━━━ RECORDS PROVIDED
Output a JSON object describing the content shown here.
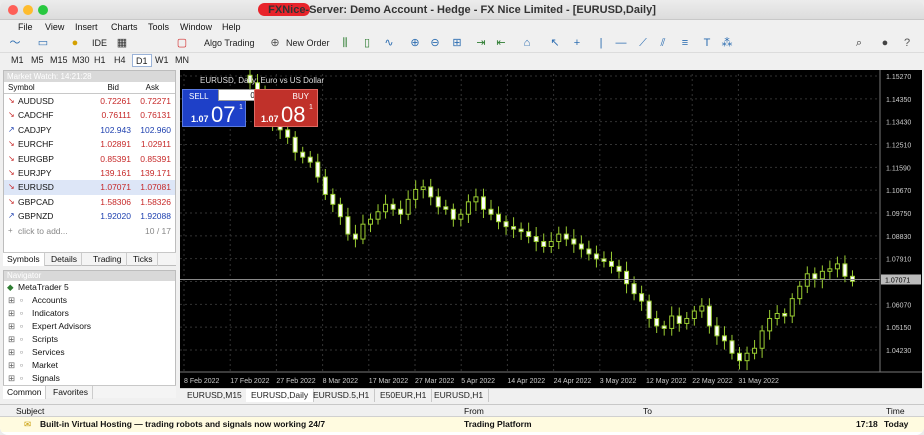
{
  "window": {
    "title": "FXNice-Server: Demo Account - Hedge - FX Nice Limited - [EURUSD,Daily]"
  },
  "menu": [
    "File",
    "View",
    "Insert",
    "Charts",
    "Tools",
    "Window",
    "Help"
  ],
  "toolbar": {
    "ide": "IDE",
    "algo": "Algo Trading",
    "neworder": "New Order"
  },
  "timeframes": [
    "M1",
    "M5",
    "M15",
    "M30",
    "H1",
    "H4",
    "D1",
    "W1",
    "MN"
  ],
  "active_tf": "D1",
  "market_watch": {
    "header": "Market Watch: 14:21:28",
    "col_symbol": "Symbol",
    "col_bid": "Bid",
    "col_ask": "Ask",
    "rows": [
      {
        "symbol": "AUDUSD",
        "bid": "0.72261",
        "ask": "0.72271",
        "dir": "down"
      },
      {
        "symbol": "CADCHF",
        "bid": "0.76111",
        "ask": "0.76131",
        "dir": "down"
      },
      {
        "symbol": "CADJPY",
        "bid": "102.943",
        "ask": "102.960",
        "dir": "up"
      },
      {
        "symbol": "EURCHF",
        "bid": "1.02891",
        "ask": "1.02911",
        "dir": "down"
      },
      {
        "symbol": "EURGBP",
        "bid": "0.85391",
        "ask": "0.85391",
        "dir": "down"
      },
      {
        "symbol": "EURJPY",
        "bid": "139.161",
        "ask": "139.171",
        "dir": "down"
      },
      {
        "symbol": "EURUSD",
        "bid": "1.07071",
        "ask": "1.07081",
        "dir": "down"
      },
      {
        "symbol": "GBPCAD",
        "bid": "1.58306",
        "ask": "1.58326",
        "dir": "down"
      },
      {
        "symbol": "GBPNZD",
        "bid": "1.92020",
        "ask": "1.92088",
        "dir": "up"
      }
    ],
    "add": "click to add...",
    "count": "10 / 17",
    "tabs": [
      "Symbols",
      "Details",
      "Trading",
      "Ticks"
    ]
  },
  "navigator": {
    "header": "Navigator",
    "root": "MetaTrader 5",
    "items": [
      "Accounts",
      "Indicators",
      "Expert Advisors",
      "Scripts",
      "Services",
      "Market",
      "Signals"
    ],
    "tabs": [
      "Common",
      "Favorites"
    ]
  },
  "chart": {
    "label": "EURUSD, Daily: Euro vs US Dollar",
    "sell": "SELL",
    "buy": "BUY",
    "lot": "0.01",
    "sell_small": "1.07",
    "sell_big": "07",
    "sell_sup": "1",
    "buy_small": "1.07",
    "buy_big": "08",
    "buy_sup": "1",
    "price_label": "1.07071",
    "current_price": 1.07071,
    "yticks": [
      "1.15270",
      "1.14350",
      "1.13430",
      "1.12510",
      "1.11590",
      "1.10670",
      "1.09750",
      "1.08830",
      "1.07910",
      "1.06990",
      "1.06070",
      "1.05150",
      "1.04230"
    ],
    "xticks": [
      "8 Feb 2022",
      "17 Feb 2022",
      "27 Feb 2022",
      "8 Mar 2022",
      "17 Mar 2022",
      "27 Mar 2022",
      "5 Apr 2022",
      "14 Apr 2022",
      "24 Apr 2022",
      "3 May 2022",
      "12 May 2022",
      "22 May 2022",
      "31 May 2022"
    ]
  },
  "chart_tabs": [
    "EURUSD,M15",
    "EURUSD,Daily",
    "EURUSD.5,H1",
    "E50EUR,H1",
    "EURUSD,H1"
  ],
  "toolbox": {
    "col_subject": "Subject",
    "col_from": "From",
    "col_to": "To",
    "col_time": "Time",
    "subject": "Built-in Virtual Hosting — trading robots and signals now working 24/7",
    "from": "Trading Platform",
    "time": "17:18",
    "today": "Today"
  }
}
━━━━━━
GIVEN TASK:
The pictures should not be reproduced; quote all of the other material exactly.

THE OUTPUT:
Output a JSON object describing the content shown here.
{
  "window": {
    "title": "FXNice-Server: Demo Account - Hedge - FX Nice Limited - [EURUSD,Daily]"
  },
  "menu": [
    "File",
    "View",
    "Insert",
    "Charts",
    "Tools",
    "Window",
    "Help"
  ],
  "toolbar": {
    "ide": "IDE",
    "algo": "Algo Trading",
    "neworder": "New Order"
  },
  "timeframes": [
    "M1",
    "M5",
    "M15",
    "M30",
    "H1",
    "H4",
    "D1",
    "W1",
    "MN"
  ],
  "active_tf": "D1",
  "market_watch": {
    "header": "Market Watch: 14:21:28",
    "col_symbol": "Symbol",
    "col_bid": "Bid",
    "col_ask": "Ask",
    "rows": [
      {
        "symbol": "AUDUSD",
        "bid": "0.72261",
        "ask": "0.72271",
        "dir": "down"
      },
      {
        "symbol": "CADCHF",
        "bid": "0.76111",
        "ask": "0.76131",
        "dir": "down"
      },
      {
        "symbol": "CADJPY",
        "bid": "102.943",
        "ask": "102.960",
        "dir": "up"
      },
      {
        "symbol": "EURCHF",
        "bid": "1.02891",
        "ask": "1.02911",
        "dir": "down"
      },
      {
        "symbol": "EURGBP",
        "bid": "0.85391",
        "ask": "0.85391",
        "dir": "down"
      },
      {
        "symbol": "EURJPY",
        "bid": "139.161",
        "ask": "139.171",
        "dir": "down"
      },
      {
        "symbol": "EURUSD",
        "bid": "1.07071",
        "ask": "1.07081",
        "dir": "down"
      },
      {
        "symbol": "GBPCAD",
        "bid": "1.58306",
        "ask": "1.58326",
        "dir": "down"
      },
      {
        "symbol": "GBPNZD",
        "bid": "1.92020",
        "ask": "1.92088",
        "dir": "up"
      }
    ],
    "add": "click to add...",
    "count": "10 / 17",
    "tabs": [
      "Symbols",
      "Details",
      "Trading",
      "Ticks"
    ]
  },
  "navigator": {
    "header": "Navigator",
    "root": "MetaTrader 5",
    "items": [
      "Accounts",
      "Indicators",
      "Expert Advisors",
      "Scripts",
      "Services",
      "Market",
      "Signals"
    ],
    "tabs": [
      "Common",
      "Favorites"
    ]
  },
  "chart": {
    "label": "EURUSD, Daily: Euro vs US Dollar",
    "sell": "SELL",
    "buy": "BUY",
    "lot": "0.01",
    "sell_small": "1.07",
    "sell_big": "07",
    "sell_sup": "1",
    "buy_small": "1.07",
    "buy_big": "08",
    "buy_sup": "1",
    "price_label": "1.07071",
    "current_price": 1.07071,
    "yticks": [
      "1.15270",
      "1.14350",
      "1.13430",
      "1.12510",
      "1.11590",
      "1.10670",
      "1.09750",
      "1.08830",
      "1.07910",
      "1.06990",
      "1.06070",
      "1.05150",
      "1.04230"
    ],
    "xticks": [
      "8 Feb 2022",
      "17 Feb 2022",
      "27 Feb 2022",
      "8 Mar 2022",
      "17 Mar 2022",
      "27 Mar 2022",
      "5 Apr 2022",
      "14 Apr 2022",
      "24 Apr 2022",
      "3 May 2022",
      "12 May 2022",
      "22 May 2022",
      "31 May 2022"
    ]
  },
  "chart_tabs": [
    "EURUSD,M15",
    "EURUSD,Daily",
    "EURUSD.5,H1",
    "E50EUR,H1",
    "EURUSD,H1"
  ],
  "toolbox": {
    "col_subject": "Subject",
    "col_from": "From",
    "col_to": "To",
    "col_time": "Time",
    "subject": "Built-in Virtual Hosting — trading robots and signals now working 24/7",
    "from": "Trading Platform",
    "time": "17:18",
    "today": "Today"
  }
}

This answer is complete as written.